**EXERCISE DIRECTIONS:** Copy out each line containing "engineering" from the entries below.

**DATA SHOWN:**
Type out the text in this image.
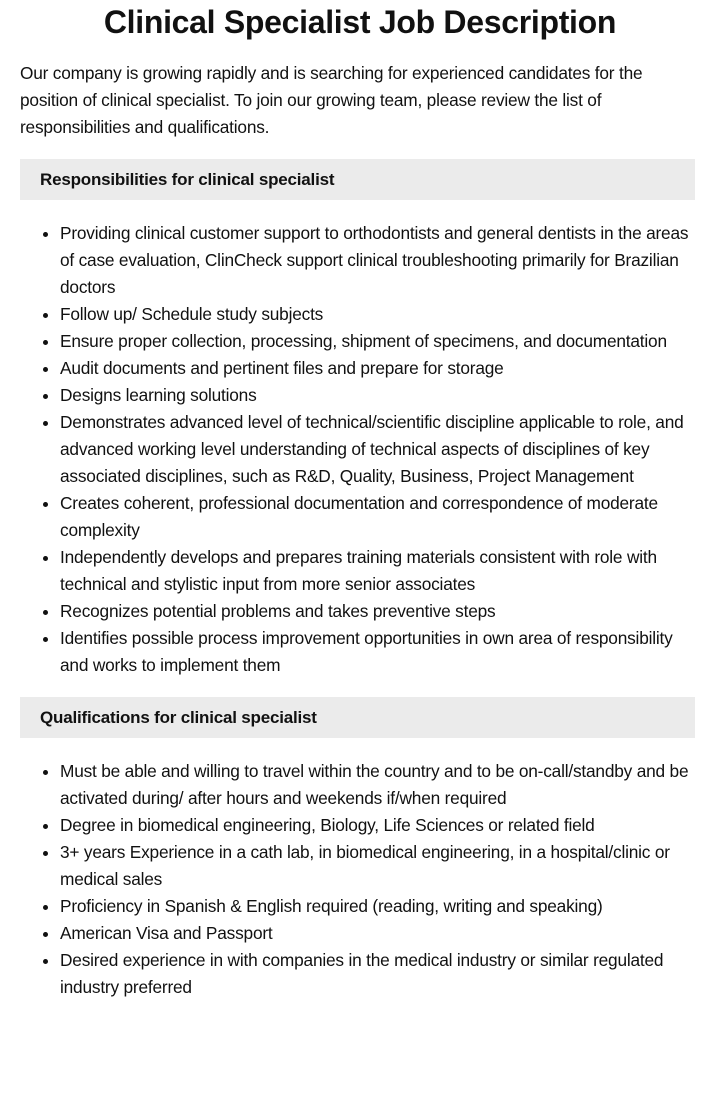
Clinical Specialist Job Description

Our company is growing rapidly and is searching for experienced candidates for the position of clinical specialist. To join our growing team, please review the list of responsibilities and qualifications.

Responsibilities for clinical specialist
• Providing clinical customer support to orthodontists and general dentists in the areas of case evaluation, ClinCheck support clinical troubleshooting primarily for Brazilian doctors
• Follow up/ Schedule study subjects
• Ensure proper collection, processing, shipment of specimens, and documentation
• Audit documents and pertinent files and prepare for storage
• Designs learning solutions
• Demonstrates advanced level of technical/scientific discipline applicable to role, and advanced working level understanding of technical aspects of disciplines of key associated disciplines, such as R&D, Quality, Business, Project Management
• Creates coherent, professional documentation and correspondence of moderate complexity
• Independently develops and prepares training materials consistent with role with technical and stylistic input from more senior associates
• Recognizes potential problems and takes preventive steps
• Identifies possible process improvement opportunities in own area of responsibility and works to implement them
Qualifications for clinical specialist
• Must be able and willing to travel within the country and to be on-call/standby and be activated during/ after hours and weekends if/when required
• Degree in biomedical engineering, Biology, Life Sciences or related field
• 3+ years Experience in a cath lab, in biomedical engineering, in a hospital/clinic or medical sales
• Proficiency in Spanish & English required (reading, writing and speaking)
• American Visa and Passport
• Desired experience in with companies in the medical industry or similar regulated industry preferred
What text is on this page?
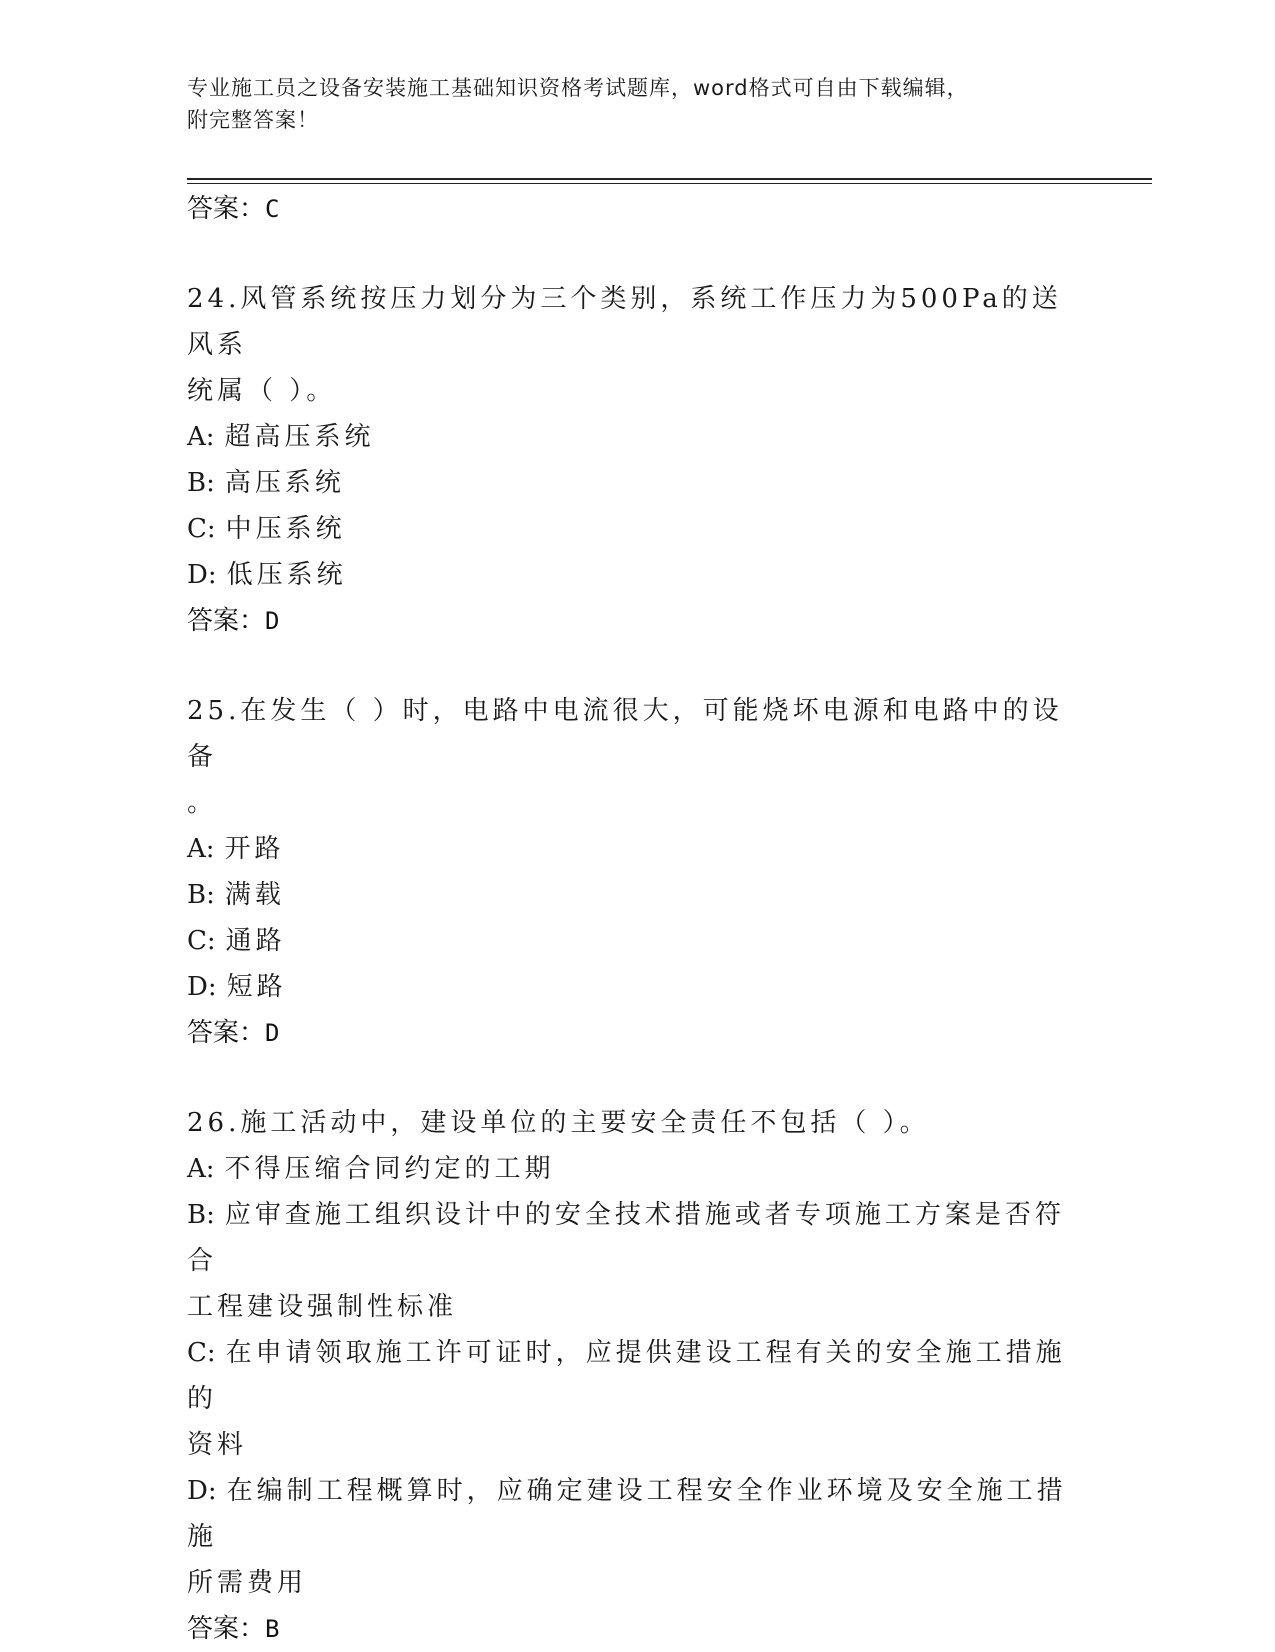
专业施工员之设备安装施工基础知识资格考试题库，word格式可自由下载编辑，
附完整答案！
答案：C
24.风管系统按压力划分为三个类别，系统工作压力为500Pa的送风系
统属（ ）。
A: 超高压系统
B: 高压系统
C: 中压系统
D: 低压系统
答案：D
25.在发生（ ）时，电路中电流很大，可能烧坏电源和电路中的设备
。
A: 开路
B: 满载
C: 通路
D: 短路
答案：D
26.施工活动中，建设单位的主要安全责任不包括（ ）。
A: 不得压缩合同约定的工期
B: 应审查施工组织设计中的安全技术措施或者专项施工方案是否符合
工程建设强制性标准
C: 在申请领取施工许可证时，应提供建设工程有关的安全施工措施的
资料
D: 在编制工程概算时，应确定建设工程安全作业环境及安全施工措施
所需费用
答案：B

**ANSWER FOR THE TASK:**
• Degree in biomedical engineering, Biology, Life Sciences or related field
• 3+ years Experience in a cath lab, in biomedical engineering, in a hospital/clinic or medical sales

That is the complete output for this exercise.